Output every record below exactly as it appears.

- Dataset:

** start **

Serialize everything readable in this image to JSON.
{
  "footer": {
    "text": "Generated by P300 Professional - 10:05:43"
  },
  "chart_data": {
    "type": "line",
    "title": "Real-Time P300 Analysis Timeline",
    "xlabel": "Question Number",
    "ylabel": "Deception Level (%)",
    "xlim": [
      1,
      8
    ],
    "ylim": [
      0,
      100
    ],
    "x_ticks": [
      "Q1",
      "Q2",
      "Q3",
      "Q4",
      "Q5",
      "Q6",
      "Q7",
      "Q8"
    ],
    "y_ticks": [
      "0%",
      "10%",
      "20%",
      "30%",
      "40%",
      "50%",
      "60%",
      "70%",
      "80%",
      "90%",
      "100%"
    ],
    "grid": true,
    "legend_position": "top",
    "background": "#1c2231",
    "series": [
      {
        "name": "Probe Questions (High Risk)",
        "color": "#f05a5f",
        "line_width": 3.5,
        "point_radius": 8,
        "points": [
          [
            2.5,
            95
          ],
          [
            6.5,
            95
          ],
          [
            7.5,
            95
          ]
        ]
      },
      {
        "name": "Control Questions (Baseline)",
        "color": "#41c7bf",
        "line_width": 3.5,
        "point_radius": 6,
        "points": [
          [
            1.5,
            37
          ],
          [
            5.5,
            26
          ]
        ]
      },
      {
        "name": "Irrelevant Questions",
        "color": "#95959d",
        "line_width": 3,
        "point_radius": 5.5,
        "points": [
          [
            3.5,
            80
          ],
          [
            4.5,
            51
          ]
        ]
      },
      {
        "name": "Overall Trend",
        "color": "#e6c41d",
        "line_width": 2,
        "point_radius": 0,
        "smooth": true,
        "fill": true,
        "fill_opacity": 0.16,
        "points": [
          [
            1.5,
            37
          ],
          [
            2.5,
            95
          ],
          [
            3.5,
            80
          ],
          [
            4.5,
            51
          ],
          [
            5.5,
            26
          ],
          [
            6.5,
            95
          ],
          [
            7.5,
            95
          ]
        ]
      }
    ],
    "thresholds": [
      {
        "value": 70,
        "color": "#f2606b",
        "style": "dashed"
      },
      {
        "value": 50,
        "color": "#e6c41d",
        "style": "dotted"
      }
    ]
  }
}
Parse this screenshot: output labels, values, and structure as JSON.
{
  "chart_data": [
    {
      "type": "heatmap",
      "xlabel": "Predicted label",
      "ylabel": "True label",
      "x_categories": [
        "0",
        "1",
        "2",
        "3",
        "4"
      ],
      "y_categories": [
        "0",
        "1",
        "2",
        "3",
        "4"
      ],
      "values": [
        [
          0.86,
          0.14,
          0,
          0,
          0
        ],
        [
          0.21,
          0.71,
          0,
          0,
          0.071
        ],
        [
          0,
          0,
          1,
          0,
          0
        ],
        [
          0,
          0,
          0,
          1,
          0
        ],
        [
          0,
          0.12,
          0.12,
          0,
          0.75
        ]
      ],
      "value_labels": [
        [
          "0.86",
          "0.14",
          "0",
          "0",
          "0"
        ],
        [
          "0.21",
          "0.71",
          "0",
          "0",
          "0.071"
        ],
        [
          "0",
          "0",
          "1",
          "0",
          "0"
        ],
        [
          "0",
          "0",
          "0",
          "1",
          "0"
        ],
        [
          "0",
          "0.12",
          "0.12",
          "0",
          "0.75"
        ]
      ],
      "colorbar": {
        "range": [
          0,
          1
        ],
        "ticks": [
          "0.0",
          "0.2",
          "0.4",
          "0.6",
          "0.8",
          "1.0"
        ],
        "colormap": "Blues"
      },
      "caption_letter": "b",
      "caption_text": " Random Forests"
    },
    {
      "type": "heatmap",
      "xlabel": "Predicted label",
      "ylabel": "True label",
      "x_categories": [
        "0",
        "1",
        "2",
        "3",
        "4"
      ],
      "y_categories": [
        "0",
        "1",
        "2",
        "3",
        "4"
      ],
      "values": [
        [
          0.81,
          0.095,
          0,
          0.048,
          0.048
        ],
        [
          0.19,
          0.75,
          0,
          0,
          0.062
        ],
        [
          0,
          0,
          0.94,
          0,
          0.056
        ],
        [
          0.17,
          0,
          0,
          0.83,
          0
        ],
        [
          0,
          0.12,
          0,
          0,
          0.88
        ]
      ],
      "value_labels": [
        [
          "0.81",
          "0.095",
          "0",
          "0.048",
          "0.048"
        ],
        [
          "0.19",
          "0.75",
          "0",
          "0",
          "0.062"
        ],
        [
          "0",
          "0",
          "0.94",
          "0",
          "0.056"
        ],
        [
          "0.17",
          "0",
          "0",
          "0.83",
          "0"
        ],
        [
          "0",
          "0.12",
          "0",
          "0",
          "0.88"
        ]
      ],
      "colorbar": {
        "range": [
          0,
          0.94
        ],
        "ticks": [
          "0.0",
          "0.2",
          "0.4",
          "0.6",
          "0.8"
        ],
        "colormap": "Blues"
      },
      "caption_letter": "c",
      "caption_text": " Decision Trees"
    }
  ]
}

** end **

- Result of the exercise:
Serialize everything readable in this image to JSON.
{
  "footer": {
    "text": "Generated by P300 Professional - 10:05:43"
  },
  "chart_data": {
    "type": "line",
    "title": "Real-Time P300 Analysis Timeline",
    "xlabel": "Question Number",
    "ylabel": "Deception Level (%)",
    "xlim": [
      1,
      8
    ],
    "ylim": [
      0,
      100
    ],
    "x_ticks": [
      "Q1",
      "Q2",
      "Q3",
      "Q4",
      "Q5",
      "Q6",
      "Q7",
      "Q8"
    ],
    "y_ticks": [
      "0%",
      "10%",
      "20%",
      "30%",
      "40%",
      "50%",
      "60%",
      "70%",
      "80%",
      "90%",
      "100%"
    ],
    "grid": true,
    "legend_position": "top",
    "background": "#1c2231",
    "series": [
      {
        "name": "Probe Questions (High Risk)",
        "color": "#f05a5f",
        "line_width": 3.5,
        "point_radius": 8,
        "points": [
          [
            2.5,
            95
          ],
          [
            6.5,
            95
          ],
          [
            7.5,
            95
          ]
        ]
      },
      {
        "name": "Control Questions (Baseline)",
        "color": "#41c7bf",
        "line_width": 3.5,
        "point_radius": 6,
        "points": [
          [
            1.5,
            37
          ],
          [
            5.5,
            26
          ]
        ]
      },
      {
        "name": "Irrelevant Questions",
        "color": "#95959d",
        "line_width": 3,
        "point_radius": 5.5,
        "points": [
          [
            3.5,
            80
          ],
          [
            4.5,
            51
          ]
        ]
      },
      {
        "name": "Overall Trend",
        "color": "#e6c41d",
        "line_width": 2,
        "point_radius": 0,
        "smooth": true,
        "fill": true,
        "fill_opacity": 0.16,
        "points": [
          [
            1.5,
            37
          ],
          [
            2.5,
            95
          ],
          [
            3.5,
            80
          ],
          [
            4.5,
            51
          ],
          [
            5.5,
            26
          ],
          [
            6.5,
            95
          ],
          [
            7.5,
            95
          ]
        ]
      }
    ],
    "thresholds": [
      {
        "value": 70,
        "color": "#f2606b",
        "style": "dashed"
      },
      {
        "value": 50,
        "color": "#e6c41d",
        "style": "dotted"
      }
    ]
  }
}
Parse this screenshot: output labels, values, and structure as JSON.
{
  "chart_data": [
    {
      "type": "heatmap",
      "xlabel": "Predicted label",
      "ylabel": "True label",
      "x_categories": [
        "0",
        "1",
        "2",
        "3",
        "4"
      ],
      "y_categories": [
        "0",
        "1",
        "2",
        "3",
        "4"
      ],
      "values": [
        [
          0.86,
          0.14,
          0,
          0,
          0
        ],
        [
          0.21,
          0.71,
          0,
          0,
          0.071
        ],
        [
          0,
          0,
          1,
          0,
          0
        ],
        [
          0,
          0,
          0,
          1,
          0
        ],
        [
          0,
          0.12,
          0.12,
          0,
          0.75
        ]
      ],
      "value_labels": [
        [
          "0.86",
          "0.14",
          "0",
          "0",
          "0"
        ],
        [
          "0.21",
          "0.71",
          "0",
          "0",
          "0.071"
        ],
        [
          "0",
          "0",
          "1",
          "0",
          "0"
        ],
        [
          "0",
          "0",
          "0",
          "1",
          "0"
        ],
        [
          "0",
          "0.12",
          "0.12",
          "0",
          "0.75"
        ]
      ],
      "colorbar": {
        "range": [
          0,
          1
        ],
        "ticks": [
          "0.0",
          "0.2",
          "0.4",
          "0.6",
          "0.8",
          "1.0"
        ],
        "colormap": "Blues"
      },
      "caption_letter": "b",
      "caption_text": " Random Forests"
    },
    {
      "type": "heatmap",
      "xlabel": "Predicted label",
      "ylabel": "True label",
      "x_categories": [
        "0",
        "1",
        "2",
        "3",
        "4"
      ],
      "y_categories": [
        "0",
        "1",
        "2",
        "3",
        "4"
      ],
      "values": [
        [
          0.81,
          0.095,
          0,
          0.048,
          0.048
        ],
        [
          0.19,
          0.75,
          0,
          0,
          0.062
        ],
        [
          0,
          0,
          0.94,
          0,
          0.056
        ],
        [
          0.17,
          0,
          0,
          0.83,
          0
        ],
        [
          0,
          0.12,
          0,
          0,
          0.88
        ]
      ],
      "value_labels": [
        [
          "0.81",
          "0.095",
          "0",
          "0.048",
          "0.048"
        ],
        [
          "0.19",
          "0.75",
          "0",
          "0",
          "0.062"
        ],
        [
          "0",
          "0",
          "0.94",
          "0",
          "0.056"
        ],
        [
          "0.17",
          "0",
          "0",
          "0.83",
          "0"
        ],
        [
          "0",
          "0.12",
          "0",
          "0",
          "0.88"
        ]
      ],
      "colorbar": {
        "range": [
          0,
          0.94
        ],
        "ticks": [
          "0.0",
          "0.2",
          "0.4",
          "0.6",
          "0.8"
        ],
        "colormap": "Blues"
      },
      "caption_letter": "c",
      "caption_text": " Decision Trees"
    }
  ]
}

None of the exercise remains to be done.